#### The task
Pull out every line below that contains the word "follows".

(Data records)
....
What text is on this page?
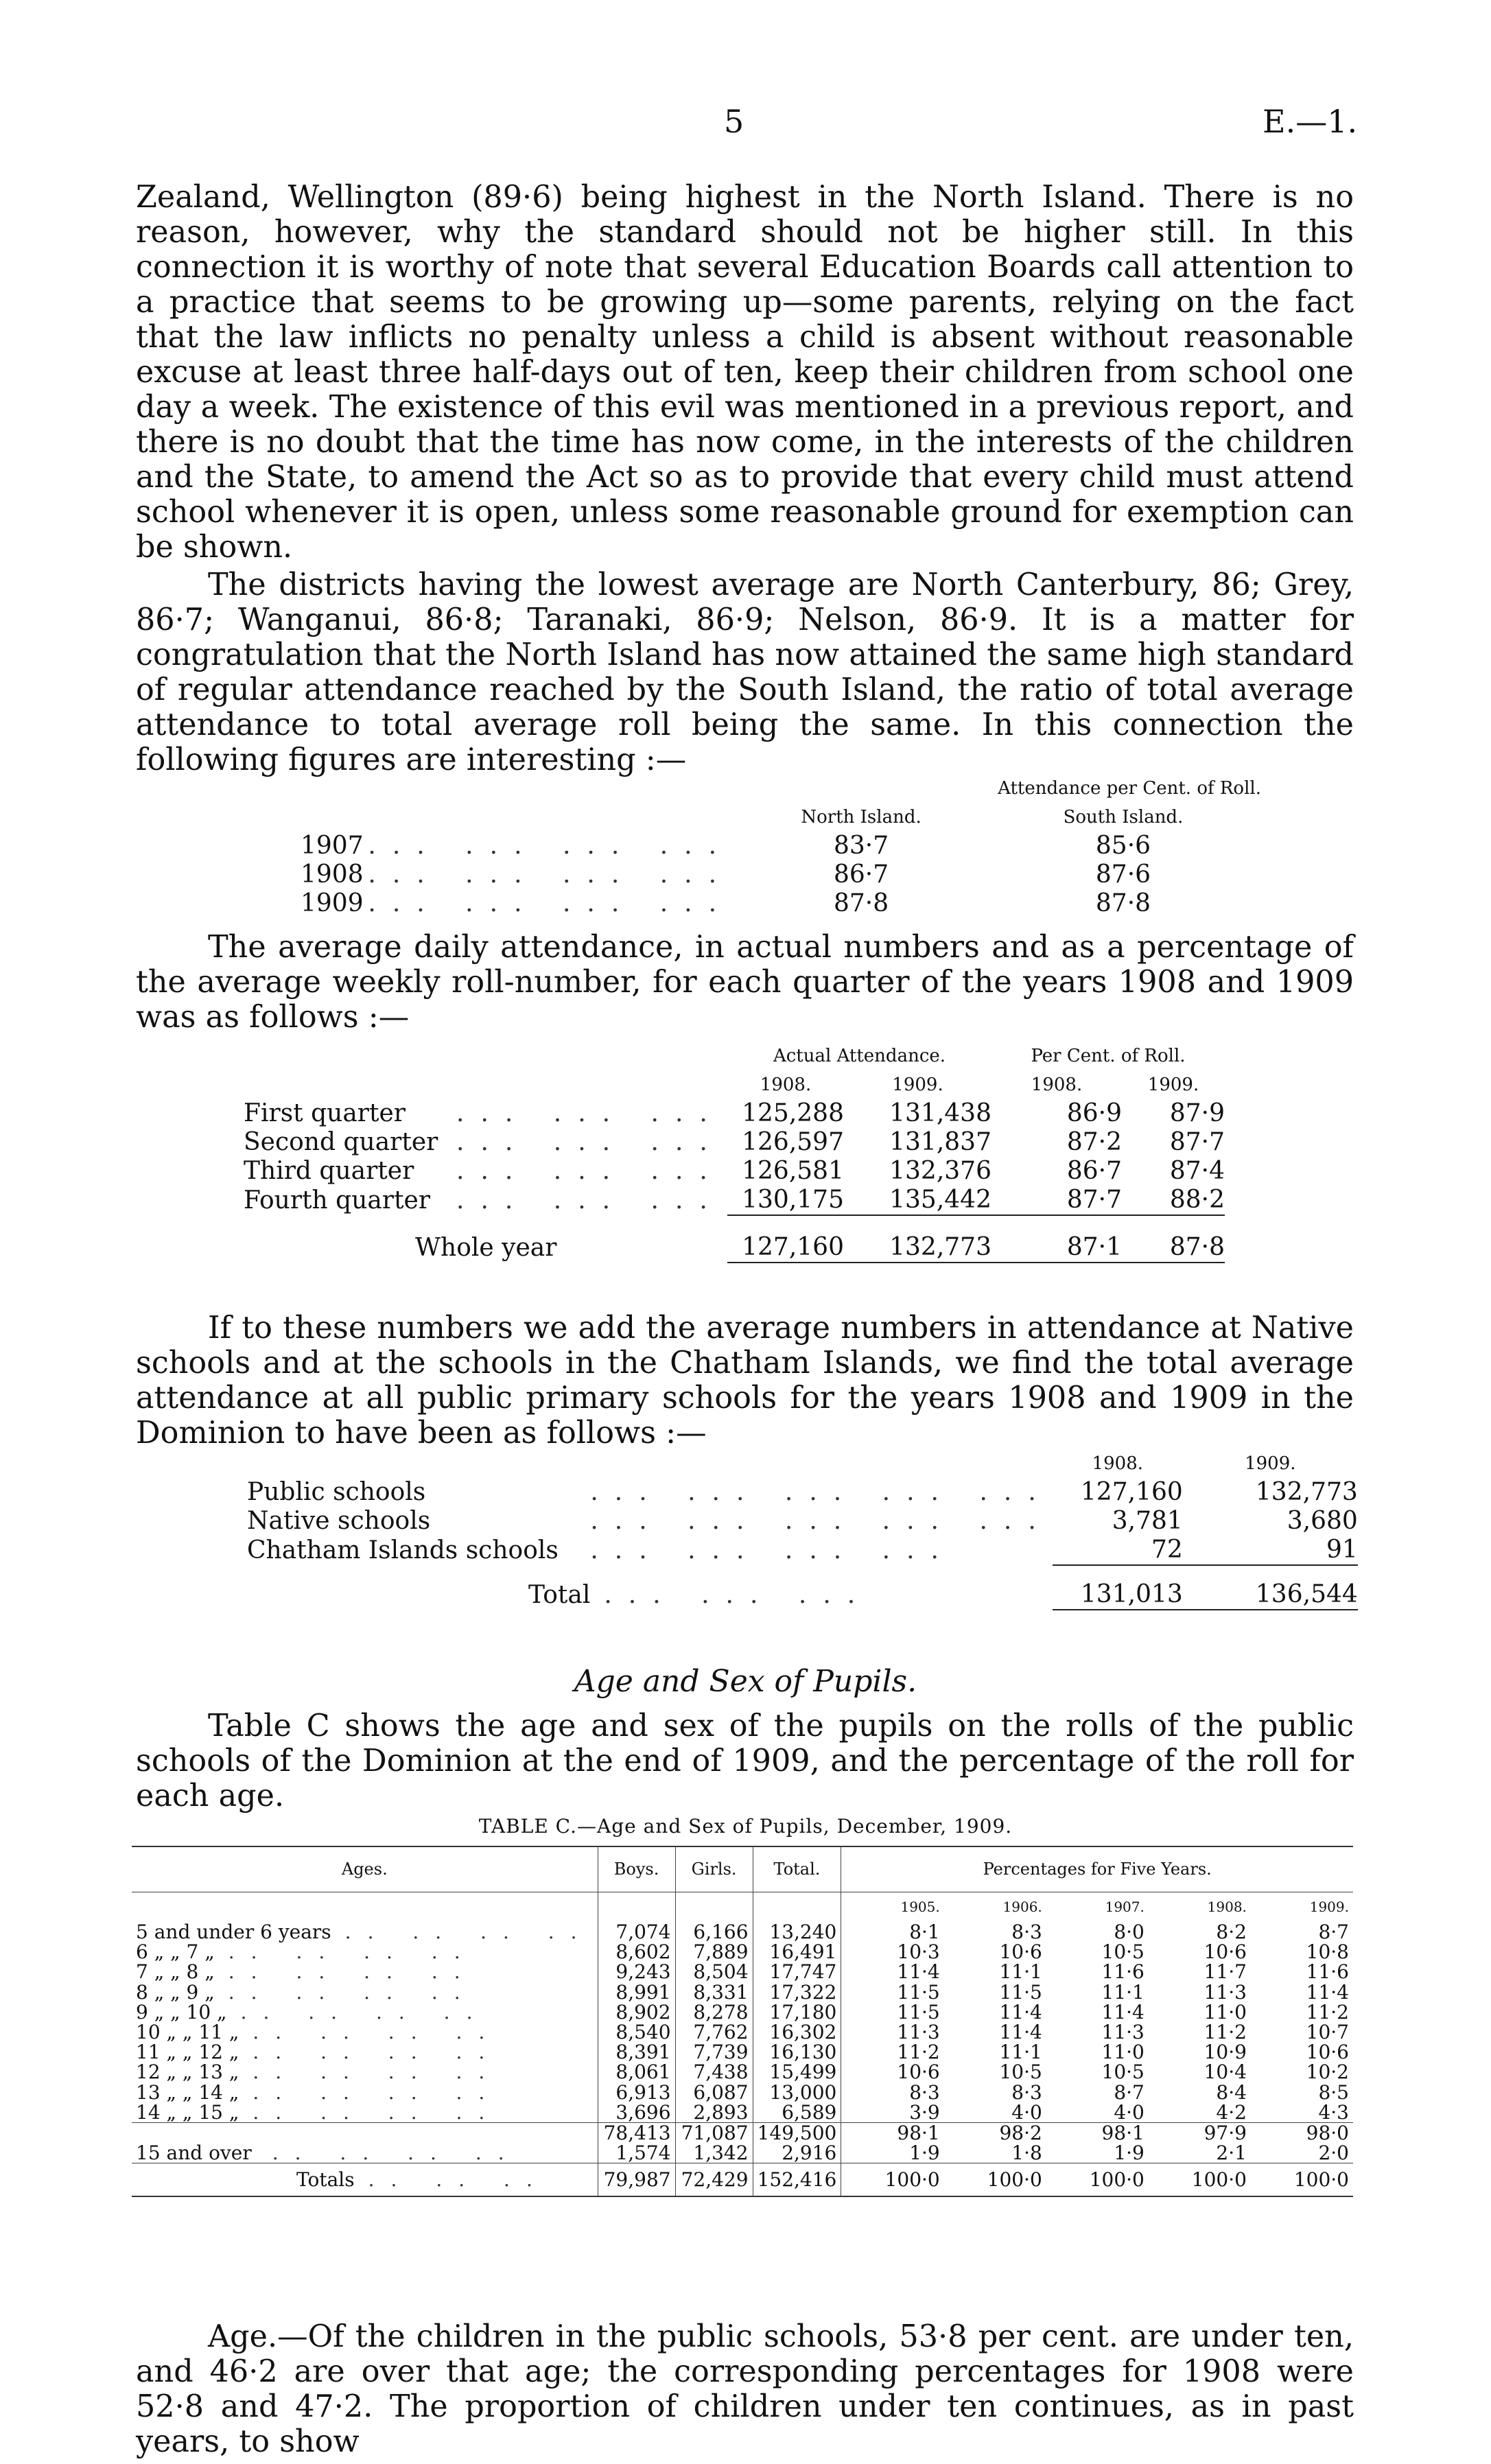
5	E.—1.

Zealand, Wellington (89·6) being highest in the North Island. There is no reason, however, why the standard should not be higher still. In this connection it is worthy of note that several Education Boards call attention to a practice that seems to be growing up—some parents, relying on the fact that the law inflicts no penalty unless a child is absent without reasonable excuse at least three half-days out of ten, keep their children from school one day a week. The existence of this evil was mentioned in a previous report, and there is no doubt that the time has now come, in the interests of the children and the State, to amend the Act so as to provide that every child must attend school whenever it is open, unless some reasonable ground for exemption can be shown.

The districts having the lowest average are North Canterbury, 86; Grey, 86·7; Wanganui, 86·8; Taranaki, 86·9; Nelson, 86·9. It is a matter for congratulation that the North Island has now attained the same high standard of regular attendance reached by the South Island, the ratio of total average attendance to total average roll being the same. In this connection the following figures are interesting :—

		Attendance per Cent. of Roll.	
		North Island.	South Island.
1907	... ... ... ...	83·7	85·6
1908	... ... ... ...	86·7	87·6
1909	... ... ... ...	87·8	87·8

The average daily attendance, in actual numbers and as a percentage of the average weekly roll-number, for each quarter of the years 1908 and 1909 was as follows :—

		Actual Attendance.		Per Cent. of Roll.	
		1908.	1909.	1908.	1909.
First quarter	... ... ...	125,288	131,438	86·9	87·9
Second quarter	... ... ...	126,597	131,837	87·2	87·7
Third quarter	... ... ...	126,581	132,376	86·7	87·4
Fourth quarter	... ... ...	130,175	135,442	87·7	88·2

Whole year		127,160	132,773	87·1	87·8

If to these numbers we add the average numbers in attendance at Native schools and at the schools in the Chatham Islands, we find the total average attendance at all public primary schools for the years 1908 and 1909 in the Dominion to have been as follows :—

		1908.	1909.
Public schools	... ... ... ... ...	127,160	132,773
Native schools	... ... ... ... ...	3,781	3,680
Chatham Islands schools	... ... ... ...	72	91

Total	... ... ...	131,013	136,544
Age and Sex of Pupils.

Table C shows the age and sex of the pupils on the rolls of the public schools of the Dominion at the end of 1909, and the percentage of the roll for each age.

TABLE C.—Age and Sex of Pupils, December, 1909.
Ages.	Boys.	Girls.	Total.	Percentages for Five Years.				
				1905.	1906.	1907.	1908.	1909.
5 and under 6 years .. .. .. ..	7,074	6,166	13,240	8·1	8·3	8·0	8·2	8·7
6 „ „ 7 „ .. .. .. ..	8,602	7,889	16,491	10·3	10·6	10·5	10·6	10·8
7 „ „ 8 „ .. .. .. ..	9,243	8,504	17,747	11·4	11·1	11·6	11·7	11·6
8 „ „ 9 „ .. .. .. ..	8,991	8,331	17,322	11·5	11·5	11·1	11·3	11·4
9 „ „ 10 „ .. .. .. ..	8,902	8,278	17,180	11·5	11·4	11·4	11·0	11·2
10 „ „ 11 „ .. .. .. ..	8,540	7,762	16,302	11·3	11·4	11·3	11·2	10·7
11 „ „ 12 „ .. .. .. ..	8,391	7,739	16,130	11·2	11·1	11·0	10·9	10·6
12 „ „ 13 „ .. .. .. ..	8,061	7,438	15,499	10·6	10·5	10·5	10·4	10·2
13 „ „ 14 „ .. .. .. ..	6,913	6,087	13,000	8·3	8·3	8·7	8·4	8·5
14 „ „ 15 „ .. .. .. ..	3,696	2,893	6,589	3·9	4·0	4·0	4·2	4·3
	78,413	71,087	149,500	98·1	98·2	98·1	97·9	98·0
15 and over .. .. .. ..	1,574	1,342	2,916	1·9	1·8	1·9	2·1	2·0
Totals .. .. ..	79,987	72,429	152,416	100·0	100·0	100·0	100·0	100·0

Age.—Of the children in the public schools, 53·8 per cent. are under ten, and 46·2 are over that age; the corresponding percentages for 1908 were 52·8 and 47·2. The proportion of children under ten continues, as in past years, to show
....
#### Output of the exercise
The average daily attendance, in actual numbers and as a percentage of the average weekly roll-number, for each quarter of the years 1908 and 1909 was as follows :—
If to these numbers we add the average numbers in attendance at Native schools and at the schools in the Chatham Islands, we find the total average attendance at all public primary schools for the years 1908 and 1909 in the Dominion to have been as follows :—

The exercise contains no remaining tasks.